[Data items]
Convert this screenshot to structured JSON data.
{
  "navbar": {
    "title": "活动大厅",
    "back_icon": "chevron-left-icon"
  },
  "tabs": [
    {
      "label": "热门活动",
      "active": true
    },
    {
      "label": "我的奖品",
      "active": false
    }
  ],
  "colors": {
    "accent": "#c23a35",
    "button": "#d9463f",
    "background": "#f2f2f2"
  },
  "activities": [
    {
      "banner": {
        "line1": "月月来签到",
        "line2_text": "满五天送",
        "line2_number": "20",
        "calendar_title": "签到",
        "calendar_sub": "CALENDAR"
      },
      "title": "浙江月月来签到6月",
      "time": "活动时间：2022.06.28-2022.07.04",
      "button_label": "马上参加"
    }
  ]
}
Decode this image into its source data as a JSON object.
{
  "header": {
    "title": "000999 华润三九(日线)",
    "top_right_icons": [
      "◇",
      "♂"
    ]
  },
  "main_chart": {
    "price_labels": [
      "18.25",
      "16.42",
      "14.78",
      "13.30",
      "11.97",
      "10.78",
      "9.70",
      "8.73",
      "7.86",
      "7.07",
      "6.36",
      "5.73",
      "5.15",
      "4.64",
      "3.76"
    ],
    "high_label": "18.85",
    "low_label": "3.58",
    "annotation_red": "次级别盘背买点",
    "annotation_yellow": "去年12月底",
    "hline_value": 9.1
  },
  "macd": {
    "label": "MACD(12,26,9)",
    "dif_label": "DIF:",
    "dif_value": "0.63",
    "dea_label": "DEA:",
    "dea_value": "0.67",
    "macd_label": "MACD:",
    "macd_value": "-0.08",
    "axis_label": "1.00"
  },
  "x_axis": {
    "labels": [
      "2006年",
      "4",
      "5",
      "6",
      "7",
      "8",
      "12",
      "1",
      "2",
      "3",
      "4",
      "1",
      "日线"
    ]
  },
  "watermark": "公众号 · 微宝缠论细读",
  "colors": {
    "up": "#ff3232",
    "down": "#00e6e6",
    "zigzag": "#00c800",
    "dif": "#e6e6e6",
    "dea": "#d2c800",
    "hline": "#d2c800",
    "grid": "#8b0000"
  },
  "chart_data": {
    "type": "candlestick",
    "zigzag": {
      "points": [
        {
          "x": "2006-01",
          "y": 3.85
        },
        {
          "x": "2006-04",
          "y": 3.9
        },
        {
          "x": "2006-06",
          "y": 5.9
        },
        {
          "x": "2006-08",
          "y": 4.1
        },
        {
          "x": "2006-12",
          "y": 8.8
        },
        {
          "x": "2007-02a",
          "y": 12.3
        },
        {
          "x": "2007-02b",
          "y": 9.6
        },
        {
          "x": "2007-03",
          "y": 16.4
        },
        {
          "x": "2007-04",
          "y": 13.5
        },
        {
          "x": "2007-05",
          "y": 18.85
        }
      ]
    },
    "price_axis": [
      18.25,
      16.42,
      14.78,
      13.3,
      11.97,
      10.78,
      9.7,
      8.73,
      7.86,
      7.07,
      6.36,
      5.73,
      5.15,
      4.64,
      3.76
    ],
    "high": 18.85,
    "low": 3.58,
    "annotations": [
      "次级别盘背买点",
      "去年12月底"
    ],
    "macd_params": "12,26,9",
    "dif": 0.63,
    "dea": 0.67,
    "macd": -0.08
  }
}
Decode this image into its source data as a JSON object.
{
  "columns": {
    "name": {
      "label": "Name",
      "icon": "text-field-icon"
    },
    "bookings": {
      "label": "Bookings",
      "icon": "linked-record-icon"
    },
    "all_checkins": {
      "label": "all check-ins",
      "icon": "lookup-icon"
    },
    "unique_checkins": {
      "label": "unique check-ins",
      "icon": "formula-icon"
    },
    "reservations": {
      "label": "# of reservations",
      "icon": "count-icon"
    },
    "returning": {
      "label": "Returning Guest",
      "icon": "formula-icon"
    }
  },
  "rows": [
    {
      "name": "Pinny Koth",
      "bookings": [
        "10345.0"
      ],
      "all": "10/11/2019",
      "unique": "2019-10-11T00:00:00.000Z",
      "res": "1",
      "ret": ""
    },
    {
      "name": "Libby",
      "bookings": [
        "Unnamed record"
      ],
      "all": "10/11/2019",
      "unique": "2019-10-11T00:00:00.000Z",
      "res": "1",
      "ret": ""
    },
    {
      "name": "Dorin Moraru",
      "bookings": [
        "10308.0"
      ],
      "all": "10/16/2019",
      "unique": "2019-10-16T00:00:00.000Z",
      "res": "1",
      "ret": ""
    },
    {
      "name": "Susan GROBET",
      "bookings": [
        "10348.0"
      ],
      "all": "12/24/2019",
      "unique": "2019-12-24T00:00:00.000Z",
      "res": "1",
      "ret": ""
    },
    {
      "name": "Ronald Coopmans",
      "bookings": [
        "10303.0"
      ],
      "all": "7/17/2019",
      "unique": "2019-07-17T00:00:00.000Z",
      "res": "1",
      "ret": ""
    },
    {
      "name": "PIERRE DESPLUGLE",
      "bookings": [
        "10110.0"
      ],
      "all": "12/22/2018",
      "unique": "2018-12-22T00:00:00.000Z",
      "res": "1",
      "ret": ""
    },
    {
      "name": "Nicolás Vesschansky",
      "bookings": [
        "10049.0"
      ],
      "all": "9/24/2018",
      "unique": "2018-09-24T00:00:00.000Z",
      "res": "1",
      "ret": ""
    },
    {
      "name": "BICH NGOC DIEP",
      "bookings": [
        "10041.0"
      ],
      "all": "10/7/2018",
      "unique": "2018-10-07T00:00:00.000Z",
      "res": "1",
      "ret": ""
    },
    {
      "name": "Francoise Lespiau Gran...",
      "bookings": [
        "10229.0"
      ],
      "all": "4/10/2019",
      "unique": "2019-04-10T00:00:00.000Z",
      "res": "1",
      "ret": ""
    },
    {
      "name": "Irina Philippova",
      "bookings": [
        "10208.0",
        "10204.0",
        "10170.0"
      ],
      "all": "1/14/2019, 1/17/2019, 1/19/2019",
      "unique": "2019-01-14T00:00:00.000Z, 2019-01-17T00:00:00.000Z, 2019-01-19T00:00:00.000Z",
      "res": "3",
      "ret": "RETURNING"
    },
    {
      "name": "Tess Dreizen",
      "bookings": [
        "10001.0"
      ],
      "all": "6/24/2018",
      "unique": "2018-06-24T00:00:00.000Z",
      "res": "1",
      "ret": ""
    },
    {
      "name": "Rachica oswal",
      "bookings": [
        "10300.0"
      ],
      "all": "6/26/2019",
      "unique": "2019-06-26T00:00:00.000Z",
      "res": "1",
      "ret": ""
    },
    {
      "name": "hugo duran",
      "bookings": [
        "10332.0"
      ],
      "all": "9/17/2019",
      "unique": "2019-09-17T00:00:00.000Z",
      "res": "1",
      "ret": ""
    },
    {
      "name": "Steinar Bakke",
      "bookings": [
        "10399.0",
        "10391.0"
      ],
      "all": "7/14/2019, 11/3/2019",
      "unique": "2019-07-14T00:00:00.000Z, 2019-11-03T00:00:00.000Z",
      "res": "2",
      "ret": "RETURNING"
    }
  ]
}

# Direction:
Return all of the entries word for word.

# The reply:
Convert this screenshot to structured JSON data.
{
  "navbar": {
    "title": "活动大厅",
    "back_icon": "chevron-left-icon"
  },
  "tabs": [
    {
      "label": "热门活动",
      "active": true
    },
    {
      "label": "我的奖品",
      "active": false
    }
  ],
  "colors": {
    "accent": "#c23a35",
    "button": "#d9463f",
    "background": "#f2f2f2"
  },
  "activities": [
    {
      "banner": {
        "line1": "月月来签到",
        "line2_text": "满五天送",
        "line2_number": "20",
        "calendar_title": "签到",
        "calendar_sub": "CALENDAR"
      },
      "title": "浙江月月来签到6月",
      "time": "活动时间：2022.06.28-2022.07.04",
      "button_label": "马上参加"
    }
  ]
}
Decode this image into its source data as a JSON object.
{
  "header": {
    "title": "000999 华润三九(日线)",
    "top_right_icons": [
      "◇",
      "♂"
    ]
  },
  "main_chart": {
    "price_labels": [
      "18.25",
      "16.42",
      "14.78",
      "13.30",
      "11.97",
      "10.78",
      "9.70",
      "8.73",
      "7.86",
      "7.07",
      "6.36",
      "5.73",
      "5.15",
      "4.64",
      "3.76"
    ],
    "high_label": "18.85",
    "low_label": "3.58",
    "annotation_red": "次级别盘背买点",
    "annotation_yellow": "去年12月底",
    "hline_value": 9.1
  },
  "macd": {
    "label": "MACD(12,26,9)",
    "dif_label": "DIF:",
    "dif_value": "0.63",
    "dea_label": "DEA:",
    "dea_value": "0.67",
    "macd_label": "MACD:",
    "macd_value": "-0.08",
    "axis_label": "1.00"
  },
  "x_axis": {
    "labels": [
      "2006年",
      "4",
      "5",
      "6",
      "7",
      "8",
      "12",
      "1",
      "2",
      "3",
      "4",
      "1",
      "日线"
    ]
  },
  "watermark": "公众号 · 微宝缠论细读",
  "colors": {
    "up": "#ff3232",
    "down": "#00e6e6",
    "zigzag": "#00c800",
    "dif": "#e6e6e6",
    "dea": "#d2c800",
    "hline": "#d2c800",
    "grid": "#8b0000"
  },
  "chart_data": {
    "type": "candlestick",
    "zigzag": {
      "points": [
        {
          "x": "2006-01",
          "y": 3.85
        },
        {
          "x": "2006-04",
          "y": 3.9
        },
        {
          "x": "2006-06",
          "y": 5.9
        },
        {
          "x": "2006-08",
          "y": 4.1
        },
        {
          "x": "2006-12",
          "y": 8.8
        },
        {
          "x": "2007-02a",
          "y": 12.3
        },
        {
          "x": "2007-02b",
          "y": 9.6
        },
        {
          "x": "2007-03",
          "y": 16.4
        },
        {
          "x": "2007-04",
          "y": 13.5
        },
        {
          "x": "2007-05",
          "y": 18.85
        }
      ]
    },
    "price_axis": [
      18.25,
      16.42,
      14.78,
      13.3,
      11.97,
      10.78,
      9.7,
      8.73,
      7.86,
      7.07,
      6.36,
      5.73,
      5.15,
      4.64,
      3.76
    ],
    "high": 18.85,
    "low": 3.58,
    "annotations": [
      "次级别盘背买点",
      "去年12月底"
    ],
    "macd_params": "12,26,9",
    "dif": 0.63,
    "dea": 0.67,
    "macd": -0.08
  }
}
Decode this image into its source data as a JSON object.
{
  "columns": {
    "name": {
      "label": "Name",
      "icon": "text-field-icon"
    },
    "bookings": {
      "label": "Bookings",
      "icon": "linked-record-icon"
    },
    "all_checkins": {
      "label": "all check-ins",
      "icon": "lookup-icon"
    },
    "unique_checkins": {
      "label": "unique check-ins",
      "icon": "formula-icon"
    },
    "reservations": {
      "label": "# of reservations",
      "icon": "count-icon"
    },
    "returning": {
      "label": "Returning Guest",
      "icon": "formula-icon"
    }
  },
  "rows": [
    {
      "name": "Pinny Koth",
      "bookings": [
        "10345.0"
      ],
      "all": "10/11/2019",
      "unique": "2019-10-11T00:00:00.000Z",
      "res": "1",
      "ret": ""
    },
    {
      "name": "Libby",
      "bookings": [
        "Unnamed record"
      ],
      "all": "10/11/2019",
      "unique": "2019-10-11T00:00:00.000Z",
      "res": "1",
      "ret": ""
    },
    {
      "name": "Dorin Moraru",
      "bookings": [
        "10308.0"
      ],
      "all": "10/16/2019",
      "unique": "2019-10-16T00:00:00.000Z",
      "res": "1",
      "ret": ""
    },
    {
      "name": "Susan GROBET",
      "bookings": [
        "10348.0"
      ],
      "all": "12/24/2019",
      "unique": "2019-12-24T00:00:00.000Z",
      "res": "1",
      "ret": ""
    },
    {
      "name": "Ronald Coopmans",
      "bookings": [
        "10303.0"
      ],
      "all": "7/17/2019",
      "unique": "2019-07-17T00:00:00.000Z",
      "res": "1",
      "ret": ""
    },
    {
      "name": "PIERRE DESPLUGLE",
      "bookings": [
        "10110.0"
      ],
      "all": "12/22/2018",
      "unique": "2018-12-22T00:00:00.000Z",
      "res": "1",
      "ret": ""
    },
    {
      "name": "Nicolás Vesschansky",
      "bookings": [
        "10049.0"
      ],
      "all": "9/24/2018",
      "unique": "2018-09-24T00:00:00.000Z",
      "res": "1",
      "ret": ""
    },
    {
      "name": "BICH NGOC DIEP",
      "bookings": [
        "10041.0"
      ],
      "all": "10/7/2018",
      "unique": "2018-10-07T00:00:00.000Z",
      "res": "1",
      "ret": ""
    },
    {
      "name": "Francoise Lespiau Gran...",
      "bookings": [
        "10229.0"
      ],
      "all": "4/10/2019",
      "unique": "2019-04-10T00:00:00.000Z",
      "res": "1",
      "ret": ""
    },
    {
      "name": "Irina Philippova",
      "bookings": [
        "10208.0",
        "10204.0",
        "10170.0"
      ],
      "all": "1/14/2019, 1/17/2019, 1/19/2019",
      "unique": "2019-01-14T00:00:00.000Z, 2019-01-17T00:00:00.000Z, 2019-01-19T00:00:00.000Z",
      "res": "3",
      "ret": "RETURNING"
    },
    {
      "name": "Tess Dreizen",
      "bookings": [
        "10001.0"
      ],
      "all": "6/24/2018",
      "unique": "2018-06-24T00:00:00.000Z",
      "res": "1",
      "ret": ""
    },
    {
      "name": "Rachica oswal",
      "bookings": [
        "10300.0"
      ],
      "all": "6/26/2019",
      "unique": "2019-06-26T00:00:00.000Z",
      "res": "1",
      "ret": ""
    },
    {
      "name": "hugo duran",
      "bookings": [
        "10332.0"
      ],
      "all": "9/17/2019",
      "unique": "2019-09-17T00:00:00.000Z",
      "res": "1",
      "ret": ""
    },
    {
      "name": "Steinar Bakke",
      "bookings": [
        "10399.0",
        "10391.0"
      ],
      "all": "7/14/2019, 11/3/2019",
      "unique": "2019-07-14T00:00:00.000Z, 2019-11-03T00:00:00.000Z",
      "res": "2",
      "ret": "RETURNING"
    }
  ]
}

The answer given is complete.